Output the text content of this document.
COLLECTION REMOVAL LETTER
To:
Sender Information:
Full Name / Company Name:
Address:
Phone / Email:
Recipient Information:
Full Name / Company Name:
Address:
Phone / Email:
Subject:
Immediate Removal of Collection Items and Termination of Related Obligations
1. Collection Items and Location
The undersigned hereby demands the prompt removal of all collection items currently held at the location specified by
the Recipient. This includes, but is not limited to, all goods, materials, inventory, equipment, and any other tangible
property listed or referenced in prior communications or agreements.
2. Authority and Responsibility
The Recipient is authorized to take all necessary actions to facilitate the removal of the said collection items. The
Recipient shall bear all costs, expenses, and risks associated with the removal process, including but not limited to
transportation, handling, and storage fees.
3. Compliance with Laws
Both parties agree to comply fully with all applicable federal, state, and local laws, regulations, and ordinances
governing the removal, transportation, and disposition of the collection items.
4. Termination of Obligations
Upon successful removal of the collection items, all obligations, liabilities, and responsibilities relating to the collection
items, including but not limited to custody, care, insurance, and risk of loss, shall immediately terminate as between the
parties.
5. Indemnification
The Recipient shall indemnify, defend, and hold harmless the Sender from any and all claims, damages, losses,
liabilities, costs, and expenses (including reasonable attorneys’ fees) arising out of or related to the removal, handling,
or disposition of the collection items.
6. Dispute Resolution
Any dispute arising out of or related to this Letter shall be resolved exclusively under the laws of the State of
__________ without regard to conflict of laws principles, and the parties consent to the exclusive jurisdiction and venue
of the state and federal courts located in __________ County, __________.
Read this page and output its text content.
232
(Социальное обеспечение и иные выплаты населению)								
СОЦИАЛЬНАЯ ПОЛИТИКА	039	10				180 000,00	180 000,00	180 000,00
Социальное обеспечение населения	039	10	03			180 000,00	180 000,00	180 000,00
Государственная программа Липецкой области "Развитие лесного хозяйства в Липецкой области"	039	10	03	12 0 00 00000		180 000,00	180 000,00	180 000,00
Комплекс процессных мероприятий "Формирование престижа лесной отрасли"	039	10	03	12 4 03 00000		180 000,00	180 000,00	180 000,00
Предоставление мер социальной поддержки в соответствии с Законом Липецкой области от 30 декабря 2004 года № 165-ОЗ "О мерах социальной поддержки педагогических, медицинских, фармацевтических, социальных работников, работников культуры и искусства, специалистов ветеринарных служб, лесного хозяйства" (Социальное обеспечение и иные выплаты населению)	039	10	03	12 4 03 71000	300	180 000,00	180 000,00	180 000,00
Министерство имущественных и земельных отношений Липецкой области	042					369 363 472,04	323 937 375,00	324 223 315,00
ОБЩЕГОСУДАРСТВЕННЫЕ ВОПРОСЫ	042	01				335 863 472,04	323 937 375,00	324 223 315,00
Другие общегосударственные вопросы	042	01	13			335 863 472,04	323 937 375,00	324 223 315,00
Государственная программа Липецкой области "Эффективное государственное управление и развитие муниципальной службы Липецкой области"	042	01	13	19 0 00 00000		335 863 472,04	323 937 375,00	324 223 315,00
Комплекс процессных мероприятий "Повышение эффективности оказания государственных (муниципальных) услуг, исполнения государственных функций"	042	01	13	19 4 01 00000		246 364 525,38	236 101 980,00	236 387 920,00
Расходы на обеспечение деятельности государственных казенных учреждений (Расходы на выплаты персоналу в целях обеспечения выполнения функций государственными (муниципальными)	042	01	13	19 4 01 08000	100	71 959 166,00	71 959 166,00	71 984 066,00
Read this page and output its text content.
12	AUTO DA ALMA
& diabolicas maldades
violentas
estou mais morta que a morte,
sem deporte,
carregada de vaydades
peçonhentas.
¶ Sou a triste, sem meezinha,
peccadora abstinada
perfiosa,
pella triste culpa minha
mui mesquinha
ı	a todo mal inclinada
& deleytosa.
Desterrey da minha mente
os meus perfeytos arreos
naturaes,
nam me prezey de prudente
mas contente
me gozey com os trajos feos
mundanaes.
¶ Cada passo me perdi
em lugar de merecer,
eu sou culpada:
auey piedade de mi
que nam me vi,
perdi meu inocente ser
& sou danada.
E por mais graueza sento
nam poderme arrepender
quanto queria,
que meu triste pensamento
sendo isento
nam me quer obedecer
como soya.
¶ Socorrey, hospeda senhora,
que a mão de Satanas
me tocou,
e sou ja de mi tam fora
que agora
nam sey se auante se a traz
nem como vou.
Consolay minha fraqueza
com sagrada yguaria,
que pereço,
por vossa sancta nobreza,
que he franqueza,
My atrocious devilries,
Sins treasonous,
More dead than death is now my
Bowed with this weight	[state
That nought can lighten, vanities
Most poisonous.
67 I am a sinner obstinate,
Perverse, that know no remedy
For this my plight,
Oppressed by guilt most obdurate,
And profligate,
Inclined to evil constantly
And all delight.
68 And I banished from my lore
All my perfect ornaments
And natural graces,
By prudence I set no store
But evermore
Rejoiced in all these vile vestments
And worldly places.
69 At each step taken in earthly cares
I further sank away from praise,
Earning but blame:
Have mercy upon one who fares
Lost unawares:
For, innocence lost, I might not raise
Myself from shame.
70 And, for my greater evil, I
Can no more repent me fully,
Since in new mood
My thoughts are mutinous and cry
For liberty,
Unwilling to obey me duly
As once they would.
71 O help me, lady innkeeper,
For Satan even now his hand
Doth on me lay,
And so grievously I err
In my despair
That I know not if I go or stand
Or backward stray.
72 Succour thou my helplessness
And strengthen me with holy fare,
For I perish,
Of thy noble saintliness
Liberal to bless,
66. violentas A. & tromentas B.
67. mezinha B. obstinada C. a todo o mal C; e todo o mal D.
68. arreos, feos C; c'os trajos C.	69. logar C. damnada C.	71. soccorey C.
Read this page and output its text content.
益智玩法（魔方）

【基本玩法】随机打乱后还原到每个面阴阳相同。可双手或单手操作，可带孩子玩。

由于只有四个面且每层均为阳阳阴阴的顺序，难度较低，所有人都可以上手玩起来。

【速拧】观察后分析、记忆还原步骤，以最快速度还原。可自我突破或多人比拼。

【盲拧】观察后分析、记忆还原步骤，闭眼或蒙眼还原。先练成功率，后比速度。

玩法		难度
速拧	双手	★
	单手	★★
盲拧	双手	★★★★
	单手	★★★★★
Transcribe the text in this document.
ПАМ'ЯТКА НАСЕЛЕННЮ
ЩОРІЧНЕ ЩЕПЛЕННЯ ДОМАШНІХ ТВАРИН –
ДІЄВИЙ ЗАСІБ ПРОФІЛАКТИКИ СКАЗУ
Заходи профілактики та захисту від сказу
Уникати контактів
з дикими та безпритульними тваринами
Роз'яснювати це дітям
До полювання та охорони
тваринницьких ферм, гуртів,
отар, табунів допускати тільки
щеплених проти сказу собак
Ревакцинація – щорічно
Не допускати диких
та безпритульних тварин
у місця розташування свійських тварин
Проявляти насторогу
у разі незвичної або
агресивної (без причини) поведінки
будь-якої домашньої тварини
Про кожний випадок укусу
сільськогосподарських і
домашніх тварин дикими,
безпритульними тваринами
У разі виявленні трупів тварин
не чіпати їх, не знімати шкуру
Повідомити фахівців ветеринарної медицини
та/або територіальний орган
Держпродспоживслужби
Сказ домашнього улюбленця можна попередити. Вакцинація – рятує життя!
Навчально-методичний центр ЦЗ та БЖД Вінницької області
*****
Would you give the material above again, complete and exact?

[Output for this exercise]
Output the text content of this document.
COLLECTION REMOVAL LETTER
To:
Sender Information:
Full Name / Company Name:
Address:
Phone / Email:
Recipient Information:
Full Name / Company Name:
Address:
Phone / Email:
Subject:
Immediate Removal of Collection Items and Termination of Related Obligations
1. Collection Items and Location
The undersigned hereby demands the prompt removal of all collection items currently held at the location specified by
the Recipient. This includes, but is not limited to, all goods, materials, inventory, equipment, and any other tangible
property listed or referenced in prior communications or agreements.
2. Authority and Responsibility
The Recipient is authorized to take all necessary actions to facilitate the removal of the said collection items. The
Recipient shall bear all costs, expenses, and risks associated with the removal process, including but not limited to
transportation, handling, and storage fees.
3. Compliance with Laws
Both parties agree to comply fully with all applicable federal, state, and local laws, regulations, and ordinances
governing the removal, transportation, and disposition of the collection items.
4. Termination of Obligations
Upon successful removal of the collection items, all obligations, liabilities, and responsibilities relating to the collection
items, including but not limited to custody, care, insurance, and risk of loss, shall immediately terminate as between the
parties.
5. Indemnification
The Recipient shall indemnify, defend, and hold harmless the Sender from any and all claims, damages, losses,
liabilities, costs, and expenses (including reasonable attorneys’ fees) arising out of or related to the removal, handling,
or disposition of the collection items.
6. Dispute Resolution
Any dispute arising out of or related to this Letter shall be resolved exclusively under the laws of the State of
__________ without regard to conflict of laws principles, and the parties consent to the exclusive jurisdiction and venue
of the state and federal courts located in __________ County, __________.
Read this page and output its text content.
232
(Социальное обеспечение и иные выплаты населению)								
СОЦИАЛЬНАЯ ПОЛИТИКА	039	10				180 000,00	180 000,00	180 000,00
Социальное обеспечение населения	039	10	03			180 000,00	180 000,00	180 000,00
Государственная программа Липецкой области "Развитие лесного хозяйства в Липецкой области"	039	10	03	12 0 00 00000		180 000,00	180 000,00	180 000,00
Комплекс процессных мероприятий "Формирование престижа лесной отрасли"	039	10	03	12 4 03 00000		180 000,00	180 000,00	180 000,00
Предоставление мер социальной поддержки в соответствии с Законом Липецкой области от 30 декабря 2004 года № 165-ОЗ "О мерах социальной поддержки педагогических, медицинских, фармацевтических, социальных работников, работников культуры и искусства, специалистов ветеринарных служб, лесного хозяйства" (Социальное обеспечение и иные выплаты населению)	039	10	03	12 4 03 71000	300	180 000,00	180 000,00	180 000,00
Министерство имущественных и земельных отношений Липецкой области	042					369 363 472,04	323 937 375,00	324 223 315,00
ОБЩЕГОСУДАРСТВЕННЫЕ ВОПРОСЫ	042	01				335 863 472,04	323 937 375,00	324 223 315,00
Другие общегосударственные вопросы	042	01	13			335 863 472,04	323 937 375,00	324 223 315,00
Государственная программа Липецкой области "Эффективное государственное управление и развитие муниципальной службы Липецкой области"	042	01	13	19 0 00 00000		335 863 472,04	323 937 375,00	324 223 315,00
Комплекс процессных мероприятий "Повышение эффективности оказания государственных (муниципальных) услуг, исполнения государственных функций"	042	01	13	19 4 01 00000		246 364 525,38	236 101 980,00	236 387 920,00
Расходы на обеспечение деятельности государственных казенных учреждений (Расходы на выплаты персоналу в целях обеспечения выполнения функций государственными (муниципальными)	042	01	13	19 4 01 08000	100	71 959 166,00	71 959 166,00	71 984 066,00
Read this page and output its text content.
12	AUTO DA ALMA
& diabolicas maldades
violentas
estou mais morta que a morte,
sem deporte,
carregada de vaydades
peçonhentas.
¶ Sou a triste, sem meezinha,
peccadora abstinada
perfiosa,
pella triste culpa minha
mui mesquinha
ı	a todo mal inclinada
& deleytosa.
Desterrey da minha mente
os meus perfeytos arreos
naturaes,
nam me prezey de prudente
mas contente
me gozey com os trajos feos
mundanaes.
¶ Cada passo me perdi
em lugar de merecer,
eu sou culpada:
auey piedade de mi
que nam me vi,
perdi meu inocente ser
& sou danada.
E por mais graueza sento
nam poderme arrepender
quanto queria,
que meu triste pensamento
sendo isento
nam me quer obedecer
como soya.
¶ Socorrey, hospeda senhora,
que a mão de Satanas
me tocou,
e sou ja de mi tam fora
que agora
nam sey se auante se a traz
nem como vou.
Consolay minha fraqueza
com sagrada yguaria,
que pereço,
por vossa sancta nobreza,
que he franqueza,
My atrocious devilries,
Sins treasonous,
More dead than death is now my
Bowed with this weight	[state
That nought can lighten, vanities
Most poisonous.
67 I am a sinner obstinate,
Perverse, that know no remedy
For this my plight,
Oppressed by guilt most obdurate,
And profligate,
Inclined to evil constantly
And all delight.
68 And I banished from my lore
All my perfect ornaments
And natural graces,
By prudence I set no store
But evermore
Rejoiced in all these vile vestments
And worldly places.
69 At each step taken in earthly cares
I further sank away from praise,
Earning but blame:
Have mercy upon one who fares
Lost unawares:
For, innocence lost, I might not raise
Myself from shame.
70 And, for my greater evil, I
Can no more repent me fully,
Since in new mood
My thoughts are mutinous and cry
For liberty,
Unwilling to obey me duly
As once they would.
71 O help me, lady innkeeper,
For Satan even now his hand
Doth on me lay,
And so grievously I err
In my despair
That I know not if I go or stand
Or backward stray.
72 Succour thou my helplessness
And strengthen me with holy fare,
For I perish,
Of thy noble saintliness
Liberal to bless,
66. violentas A. & tromentas B.
67. mezinha B. obstinada C. a todo o mal C; e todo o mal D.
68. arreos, feos C; c'os trajos C.	69. logar C. damnada C.	71. soccorey C.
Read this page and output its text content.
益智玩法（魔方）

【基本玩法】随机打乱后还原到每个面阴阳相同。可双手或单手操作，可带孩子玩。

由于只有四个面且每层均为阳阳阴阴的顺序，难度较低，所有人都可以上手玩起来。

【速拧】观察后分析、记忆还原步骤，以最快速度还原。可自我突破或多人比拼。

【盲拧】观察后分析、记忆还原步骤，闭眼或蒙眼还原。先练成功率，后比速度。

玩法		难度
速拧	双手	★
	单手	★★
盲拧	双手	★★★★
	单手	★★★★★
Transcribe the text in this document.
ПАМ'ЯТКА НАСЕЛЕННЮ
ЩОРІЧНЕ ЩЕПЛЕННЯ ДОМАШНІХ ТВАРИН –
ДІЄВИЙ ЗАСІБ ПРОФІЛАКТИКИ СКАЗУ
Заходи профілактики та захисту від сказу
Уникати контактів
з дикими та безпритульними тваринами
Роз'яснювати це дітям
До полювання та охорони
тваринницьких ферм, гуртів,
отар, табунів допускати тільки
щеплених проти сказу собак
Ревакцинація – щорічно
Не допускати диких
та безпритульних тварин
у місця розташування свійських тварин
Проявляти насторогу
у разі незвичної або
агресивної (без причини) поведінки
будь-якої домашньої тварини
Про кожний випадок укусу
сільськогосподарських і
домашніх тварин дикими,
безпритульними тваринами
У разі виявленні трупів тварин
не чіпати їх, не знімати шкуру
Повідомити фахівців ветеринарної медицини
та/або територіальний орган
Держпродспоживслужби
Сказ домашнього улюбленця можна попередити. Вакцинація – рятує життя!
Навчально-методичний центр ЦЗ та БЖД Вінницької області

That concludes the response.